- _Raw records_:
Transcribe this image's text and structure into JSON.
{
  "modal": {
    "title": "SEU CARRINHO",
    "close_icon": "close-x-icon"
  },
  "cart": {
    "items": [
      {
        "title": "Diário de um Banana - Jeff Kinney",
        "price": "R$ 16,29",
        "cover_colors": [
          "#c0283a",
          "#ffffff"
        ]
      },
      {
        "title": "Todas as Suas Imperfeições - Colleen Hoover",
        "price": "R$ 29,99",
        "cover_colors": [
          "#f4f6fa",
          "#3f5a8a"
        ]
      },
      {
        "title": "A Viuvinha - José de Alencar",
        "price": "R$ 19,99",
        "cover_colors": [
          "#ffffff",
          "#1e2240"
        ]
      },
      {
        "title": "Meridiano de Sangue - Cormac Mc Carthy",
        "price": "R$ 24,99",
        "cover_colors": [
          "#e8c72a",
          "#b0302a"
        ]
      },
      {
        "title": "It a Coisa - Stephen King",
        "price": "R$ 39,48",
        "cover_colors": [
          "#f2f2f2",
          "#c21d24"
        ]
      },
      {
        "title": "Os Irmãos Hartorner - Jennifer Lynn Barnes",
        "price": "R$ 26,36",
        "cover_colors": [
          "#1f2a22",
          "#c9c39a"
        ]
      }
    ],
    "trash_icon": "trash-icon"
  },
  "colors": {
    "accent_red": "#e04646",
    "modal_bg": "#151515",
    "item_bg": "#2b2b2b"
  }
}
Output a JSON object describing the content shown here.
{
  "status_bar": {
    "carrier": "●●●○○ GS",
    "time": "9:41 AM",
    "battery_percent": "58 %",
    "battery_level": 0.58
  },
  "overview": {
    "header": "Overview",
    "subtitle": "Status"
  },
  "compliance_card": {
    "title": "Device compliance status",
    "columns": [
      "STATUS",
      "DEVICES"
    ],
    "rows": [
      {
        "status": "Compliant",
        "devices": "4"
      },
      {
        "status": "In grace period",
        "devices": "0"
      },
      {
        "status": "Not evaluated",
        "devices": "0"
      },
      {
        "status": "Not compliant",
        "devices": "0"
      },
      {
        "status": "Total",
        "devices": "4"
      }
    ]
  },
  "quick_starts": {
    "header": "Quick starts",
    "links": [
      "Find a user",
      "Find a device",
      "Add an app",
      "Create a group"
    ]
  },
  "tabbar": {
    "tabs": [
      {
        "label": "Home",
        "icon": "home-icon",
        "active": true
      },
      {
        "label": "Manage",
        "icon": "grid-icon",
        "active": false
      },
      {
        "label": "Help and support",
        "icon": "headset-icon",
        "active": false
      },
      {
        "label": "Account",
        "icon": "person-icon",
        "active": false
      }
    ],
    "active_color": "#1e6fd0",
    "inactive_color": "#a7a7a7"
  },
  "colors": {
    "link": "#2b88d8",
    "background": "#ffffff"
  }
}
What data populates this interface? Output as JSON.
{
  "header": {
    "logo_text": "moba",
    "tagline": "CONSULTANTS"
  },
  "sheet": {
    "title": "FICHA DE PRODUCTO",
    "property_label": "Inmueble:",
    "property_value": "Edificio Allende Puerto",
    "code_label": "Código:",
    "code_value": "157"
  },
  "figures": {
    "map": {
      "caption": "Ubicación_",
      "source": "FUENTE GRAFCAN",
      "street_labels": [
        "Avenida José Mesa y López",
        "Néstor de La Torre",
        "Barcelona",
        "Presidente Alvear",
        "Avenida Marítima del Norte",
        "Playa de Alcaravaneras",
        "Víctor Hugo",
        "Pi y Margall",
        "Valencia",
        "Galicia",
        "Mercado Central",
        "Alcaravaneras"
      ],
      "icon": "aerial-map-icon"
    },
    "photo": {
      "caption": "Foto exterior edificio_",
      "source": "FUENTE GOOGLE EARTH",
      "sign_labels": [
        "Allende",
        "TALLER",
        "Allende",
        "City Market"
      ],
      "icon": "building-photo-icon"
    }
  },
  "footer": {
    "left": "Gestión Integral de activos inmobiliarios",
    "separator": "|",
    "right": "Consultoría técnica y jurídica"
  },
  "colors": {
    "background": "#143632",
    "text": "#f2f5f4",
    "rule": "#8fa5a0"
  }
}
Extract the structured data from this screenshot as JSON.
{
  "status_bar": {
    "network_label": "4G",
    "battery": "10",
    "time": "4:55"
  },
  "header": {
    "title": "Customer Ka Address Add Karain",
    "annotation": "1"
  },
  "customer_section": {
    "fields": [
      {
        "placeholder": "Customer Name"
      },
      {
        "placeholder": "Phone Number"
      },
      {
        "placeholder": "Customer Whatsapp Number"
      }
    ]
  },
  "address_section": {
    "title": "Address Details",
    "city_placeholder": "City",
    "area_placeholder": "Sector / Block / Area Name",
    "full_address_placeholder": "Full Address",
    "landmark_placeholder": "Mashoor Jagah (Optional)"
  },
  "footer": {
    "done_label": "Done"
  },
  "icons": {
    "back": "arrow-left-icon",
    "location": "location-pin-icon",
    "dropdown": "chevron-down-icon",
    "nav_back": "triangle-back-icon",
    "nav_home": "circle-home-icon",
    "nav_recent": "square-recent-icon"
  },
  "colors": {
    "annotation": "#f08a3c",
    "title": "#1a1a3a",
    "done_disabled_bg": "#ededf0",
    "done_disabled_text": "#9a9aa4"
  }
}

- _Set problem_:
Write out every record verbatim.

- _Result of the task_:
Transcribe this image's text and structure into JSON.
{
  "modal": {
    "title": "SEU CARRINHO",
    "close_icon": "close-x-icon"
  },
  "cart": {
    "items": [
      {
        "title": "Diário de um Banana - Jeff Kinney",
        "price": "R$ 16,29",
        "cover_colors": [
          "#c0283a",
          "#ffffff"
        ]
      },
      {
        "title": "Todas as Suas Imperfeições - Colleen Hoover",
        "price": "R$ 29,99",
        "cover_colors": [
          "#f4f6fa",
          "#3f5a8a"
        ]
      },
      {
        "title": "A Viuvinha - José de Alencar",
        "price": "R$ 19,99",
        "cover_colors": [
          "#ffffff",
          "#1e2240"
        ]
      },
      {
        "title": "Meridiano de Sangue - Cormac Mc Carthy",
        "price": "R$ 24,99",
        "cover_colors": [
          "#e8c72a",
          "#b0302a"
        ]
      },
      {
        "title": "It a Coisa - Stephen King",
        "price": "R$ 39,48",
        "cover_colors": [
          "#f2f2f2",
          "#c21d24"
        ]
      },
      {
        "title": "Os Irmãos Hartorner - Jennifer Lynn Barnes",
        "price": "R$ 26,36",
        "cover_colors": [
          "#1f2a22",
          "#c9c39a"
        ]
      }
    ],
    "trash_icon": "trash-icon"
  },
  "colors": {
    "accent_red": "#e04646",
    "modal_bg": "#151515",
    "item_bg": "#2b2b2b"
  }
}
Output a JSON object describing the content shown here.
{
  "status_bar": {
    "carrier": "●●●○○ GS",
    "time": "9:41 AM",
    "battery_percent": "58 %",
    "battery_level": 0.58
  },
  "overview": {
    "header": "Overview",
    "subtitle": "Status"
  },
  "compliance_card": {
    "title": "Device compliance status",
    "columns": [
      "STATUS",
      "DEVICES"
    ],
    "rows": [
      {
        "status": "Compliant",
        "devices": "4"
      },
      {
        "status": "In grace period",
        "devices": "0"
      },
      {
        "status": "Not evaluated",
        "devices": "0"
      },
      {
        "status": "Not compliant",
        "devices": "0"
      },
      {
        "status": "Total",
        "devices": "4"
      }
    ]
  },
  "quick_starts": {
    "header": "Quick starts",
    "links": [
      "Find a user",
      "Find a device",
      "Add an app",
      "Create a group"
    ]
  },
  "tabbar": {
    "tabs": [
      {
        "label": "Home",
        "icon": "home-icon",
        "active": true
      },
      {
        "label": "Manage",
        "icon": "grid-icon",
        "active": false
      },
      {
        "label": "Help and support",
        "icon": "headset-icon",
        "active": false
      },
      {
        "label": "Account",
        "icon": "person-icon",
        "active": false
      }
    ],
    "active_color": "#1e6fd0",
    "inactive_color": "#a7a7a7"
  },
  "colors": {
    "link": "#2b88d8",
    "background": "#ffffff"
  }
}
What data populates this interface? Output as JSON.
{
  "header": {
    "logo_text": "moba",
    "tagline": "CONSULTANTS"
  },
  "sheet": {
    "title": "FICHA DE PRODUCTO",
    "property_label": "Inmueble:",
    "property_value": "Edificio Allende Puerto",
    "code_label": "Código:",
    "code_value": "157"
  },
  "figures": {
    "map": {
      "caption": "Ubicación_",
      "source": "FUENTE GRAFCAN",
      "street_labels": [
        "Avenida José Mesa y López",
        "Néstor de La Torre",
        "Barcelona",
        "Presidente Alvear",
        "Avenida Marítima del Norte",
        "Playa de Alcaravaneras",
        "Víctor Hugo",
        "Pi y Margall",
        "Valencia",
        "Galicia",
        "Mercado Central",
        "Alcaravaneras"
      ],
      "icon": "aerial-map-icon"
    },
    "photo": {
      "caption": "Foto exterior edificio_",
      "source": "FUENTE GOOGLE EARTH",
      "sign_labels": [
        "Allende",
        "TALLER",
        "Allende",
        "City Market"
      ],
      "icon": "building-photo-icon"
    }
  },
  "footer": {
    "left": "Gestión Integral de activos inmobiliarios",
    "separator": "|",
    "right": "Consultoría técnica y jurídica"
  },
  "colors": {
    "background": "#143632",
    "text": "#f2f5f4",
    "rule": "#8fa5a0"
  }
}
Extract the structured data from this screenshot as JSON.
{
  "status_bar": {
    "network_label": "4G",
    "battery": "10",
    "time": "4:55"
  },
  "header": {
    "title": "Customer Ka Address Add Karain",
    "annotation": "1"
  },
  "customer_section": {
    "fields": [
      {
        "placeholder": "Customer Name"
      },
      {
        "placeholder": "Phone Number"
      },
      {
        "placeholder": "Customer Whatsapp Number"
      }
    ]
  },
  "address_section": {
    "title": "Address Details",
    "city_placeholder": "City",
    "area_placeholder": "Sector / Block / Area Name",
    "full_address_placeholder": "Full Address",
    "landmark_placeholder": "Mashoor Jagah (Optional)"
  },
  "footer": {
    "done_label": "Done"
  },
  "icons": {
    "back": "arrow-left-icon",
    "location": "location-pin-icon",
    "dropdown": "chevron-down-icon",
    "nav_back": "triangle-back-icon",
    "nav_home": "circle-home-icon",
    "nav_recent": "square-recent-icon"
  },
  "colors": {
    "annotation": "#f08a3c",
    "title": "#1a1a3a",
    "done_disabled_bg": "#ededf0",
    "done_disabled_text": "#9a9aa4"
  }
}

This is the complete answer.